══ GIVEN INFORMATION ══

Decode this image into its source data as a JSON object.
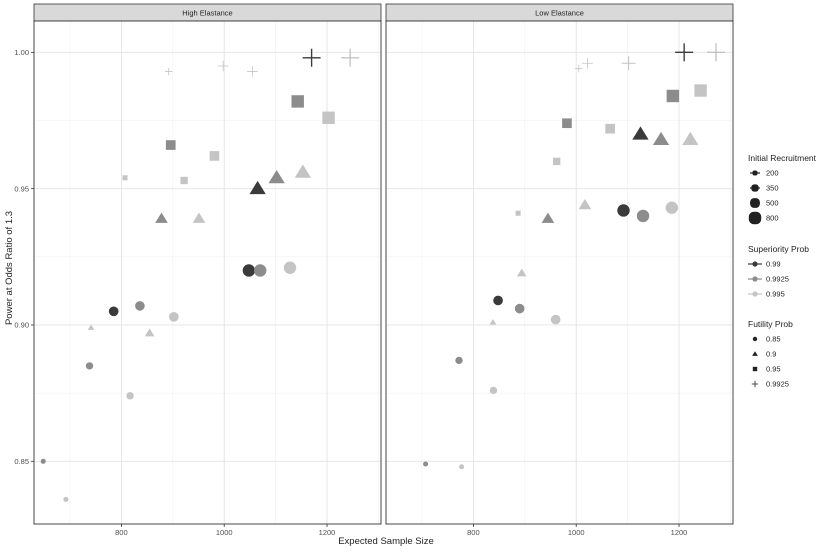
{
  "chart_data": {
    "type": "scatter",
    "xlabel": "Expected Sample Size",
    "ylabel": "Power at Odds Ratio of 1.3",
    "xlim": [
      630,
      1305
    ],
    "ylim": [
      0.827,
      1.0115
    ],
    "x_ticks": [
      800,
      1000,
      1200
    ],
    "y_ticks": [
      0.85,
      0.9,
      0.95,
      1.0
    ],
    "y_tick_labels": [
      "0.85",
      "0.90",
      "0.95",
      "1.00"
    ],
    "grid": true,
    "legend_position": "right",
    "panels": [
      {
        "title": "High Elastance",
        "points": [
          {
            "x": 648,
            "y": 0.85,
            "rec": "200",
            "sup": "0.9925",
            "fut": "0.85"
          },
          {
            "x": 692,
            "y": 0.836,
            "rec": "200",
            "sup": "0.995",
            "fut": "0.85"
          },
          {
            "x": 741,
            "y": 0.899,
            "rec": "200",
            "sup": "0.995",
            "fut": "0.9"
          },
          {
            "x": 892,
            "y": 0.993,
            "rec": "200",
            "sup": "0.995",
            "fut": "0.9925"
          },
          {
            "x": 807,
            "y": 0.954,
            "rec": "200",
            "sup": "0.995",
            "fut": "0.95"
          },
          {
            "x": 738,
            "y": 0.885,
            "rec": "350",
            "sup": "0.9925",
            "fut": "0.85"
          },
          {
            "x": 817,
            "y": 0.874,
            "rec": "350",
            "sup": "0.995",
            "fut": "0.85"
          },
          {
            "x": 855,
            "y": 0.897,
            "rec": "350",
            "sup": "0.995",
            "fut": "0.9"
          },
          {
            "x": 922,
            "y": 0.953,
            "rec": "350",
            "sup": "0.995",
            "fut": "0.95"
          },
          {
            "x": 998,
            "y": 0.995,
            "rec": "350",
            "sup": "0.995",
            "fut": "0.9925"
          },
          {
            "x": 1055,
            "y": 0.993,
            "rec": "350",
            "sup": "0.995",
            "fut": "0.9925"
          },
          {
            "x": 785,
            "y": 0.905,
            "rec": "500",
            "sup": "0.99",
            "fut": "0.85"
          },
          {
            "x": 836,
            "y": 0.907,
            "rec": "500",
            "sup": "0.9925",
            "fut": "0.85"
          },
          {
            "x": 902,
            "y": 0.903,
            "rec": "500",
            "sup": "0.995",
            "fut": "0.85"
          },
          {
            "x": 878,
            "y": 0.939,
            "rec": "500",
            "sup": "0.9925",
            "fut": "0.9"
          },
          {
            "x": 951,
            "y": 0.939,
            "rec": "500",
            "sup": "0.995",
            "fut": "0.9"
          },
          {
            "x": 896,
            "y": 0.966,
            "rec": "500",
            "sup": "0.9925",
            "fut": "0.95"
          },
          {
            "x": 981,
            "y": 0.962,
            "rec": "500",
            "sup": "0.995",
            "fut": "0.95"
          },
          {
            "x": 1048,
            "y": 0.92,
            "rec": "800",
            "sup": "0.99",
            "fut": "0.85"
          },
          {
            "x": 1070,
            "y": 0.92,
            "rec": "800",
            "sup": "0.9925",
            "fut": "0.85"
          },
          {
            "x": 1128,
            "y": 0.921,
            "rec": "800",
            "sup": "0.995",
            "fut": "0.85"
          },
          {
            "x": 1065,
            "y": 0.95,
            "rec": "800",
            "sup": "0.99",
            "fut": "0.9"
          },
          {
            "x": 1102,
            "y": 0.954,
            "rec": "800",
            "sup": "0.9925",
            "fut": "0.9"
          },
          {
            "x": 1153,
            "y": 0.956,
            "rec": "800",
            "sup": "0.995",
            "fut": "0.9"
          },
          {
            "x": 1143,
            "y": 0.982,
            "rec": "800",
            "sup": "0.9925",
            "fut": "0.95"
          },
          {
            "x": 1203,
            "y": 0.976,
            "rec": "800",
            "sup": "0.995",
            "fut": "0.95"
          },
          {
            "x": 1170,
            "y": 0.998,
            "rec": "800",
            "sup": "0.99",
            "fut": "0.9925"
          },
          {
            "x": 1245,
            "y": 0.998,
            "rec": "800",
            "sup": "0.995",
            "fut": "0.9925"
          }
        ]
      },
      {
        "title": "Low Elastance",
        "points": [
          {
            "x": 707,
            "y": 0.849,
            "rec": "200",
            "sup": "0.9925",
            "fut": "0.85"
          },
          {
            "x": 777,
            "y": 0.848,
            "rec": "200",
            "sup": "0.995",
            "fut": "0.85"
          },
          {
            "x": 838,
            "y": 0.901,
            "rec": "200",
            "sup": "0.995",
            "fut": "0.9"
          },
          {
            "x": 887,
            "y": 0.941,
            "rec": "200",
            "sup": "0.995",
            "fut": "0.95"
          },
          {
            "x": 1005,
            "y": 0.994,
            "rec": "200",
            "sup": "0.995",
            "fut": "0.9925"
          },
          {
            "x": 772,
            "y": 0.887,
            "rec": "350",
            "sup": "0.9925",
            "fut": "0.85"
          },
          {
            "x": 839,
            "y": 0.876,
            "rec": "350",
            "sup": "0.995",
            "fut": "0.85"
          },
          {
            "x": 894,
            "y": 0.919,
            "rec": "350",
            "sup": "0.995",
            "fut": "0.9"
          },
          {
            "x": 962,
            "y": 0.96,
            "rec": "350",
            "sup": "0.995",
            "fut": "0.95"
          },
          {
            "x": 1022,
            "y": 0.996,
            "rec": "350",
            "sup": "0.995",
            "fut": "0.9925"
          },
          {
            "x": 848,
            "y": 0.909,
            "rec": "500",
            "sup": "0.99",
            "fut": "0.85"
          },
          {
            "x": 890,
            "y": 0.906,
            "rec": "500",
            "sup": "0.9925",
            "fut": "0.85"
          },
          {
            "x": 960,
            "y": 0.902,
            "rec": "500",
            "sup": "0.995",
            "fut": "0.85"
          },
          {
            "x": 945,
            "y": 0.939,
            "rec": "500",
            "sup": "0.9925",
            "fut": "0.9"
          },
          {
            "x": 1017,
            "y": 0.944,
            "rec": "500",
            "sup": "0.995",
            "fut": "0.9"
          },
          {
            "x": 982,
            "y": 0.974,
            "rec": "500",
            "sup": "0.9925",
            "fut": "0.95"
          },
          {
            "x": 1066,
            "y": 0.972,
            "rec": "500",
            "sup": "0.995",
            "fut": "0.95"
          },
          {
            "x": 1102,
            "y": 0.996,
            "rec": "500",
            "sup": "0.995",
            "fut": "0.9925"
          },
          {
            "x": 1092,
            "y": 0.942,
            "rec": "800",
            "sup": "0.99",
            "fut": "0.85"
          },
          {
            "x": 1130,
            "y": 0.94,
            "rec": "800",
            "sup": "0.9925",
            "fut": "0.85"
          },
          {
            "x": 1186,
            "y": 0.943,
            "rec": "800",
            "sup": "0.995",
            "fut": "0.85"
          },
          {
            "x": 1125,
            "y": 0.97,
            "rec": "800",
            "sup": "0.99",
            "fut": "0.9"
          },
          {
            "x": 1165,
            "y": 0.968,
            "rec": "800",
            "sup": "0.9925",
            "fut": "0.9"
          },
          {
            "x": 1222,
            "y": 0.968,
            "rec": "800",
            "sup": "0.995",
            "fut": "0.9"
          },
          {
            "x": 1188,
            "y": 0.984,
            "rec": "800",
            "sup": "0.9925",
            "fut": "0.95"
          },
          {
            "x": 1242,
            "y": 0.986,
            "rec": "800",
            "sup": "0.995",
            "fut": "0.95"
          },
          {
            "x": 1210,
            "y": 1.0,
            "rec": "800",
            "sup": "0.99",
            "fut": "0.9925"
          },
          {
            "x": 1272,
            "y": 1.0,
            "rec": "800",
            "sup": "0.995",
            "fut": "0.9925"
          }
        ]
      }
    ],
    "legends": [
      {
        "title": "Initial Recruitment",
        "aesthetic": "size",
        "entries": [
          "200",
          "350",
          "500",
          "800"
        ]
      },
      {
        "title": "Superiority Prob",
        "aesthetic": "colour",
        "entries": [
          "0.99",
          "0.9925",
          "0.995"
        ]
      },
      {
        "title": "Futility Prob",
        "aesthetic": "shape",
        "entries": [
          "0.85",
          "0.9",
          "0.95",
          "0.9925"
        ]
      }
    ],
    "colors": {
      "0.99": "#3a3a3a",
      "0.9925": "#8c8c8c",
      "0.995": "#c4c4c4"
    },
    "shapes": {
      "0.85": "circle",
      "0.9": "triangle",
      "0.95": "square",
      "0.9925": "plus"
    }
  }
}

═══

:: TASK DETAILS ::
Copy every line of the listing that includes the string "Elastance".

:: THE RESULT ::
        "title": "High Elastance",
        "title": "Low Elastance",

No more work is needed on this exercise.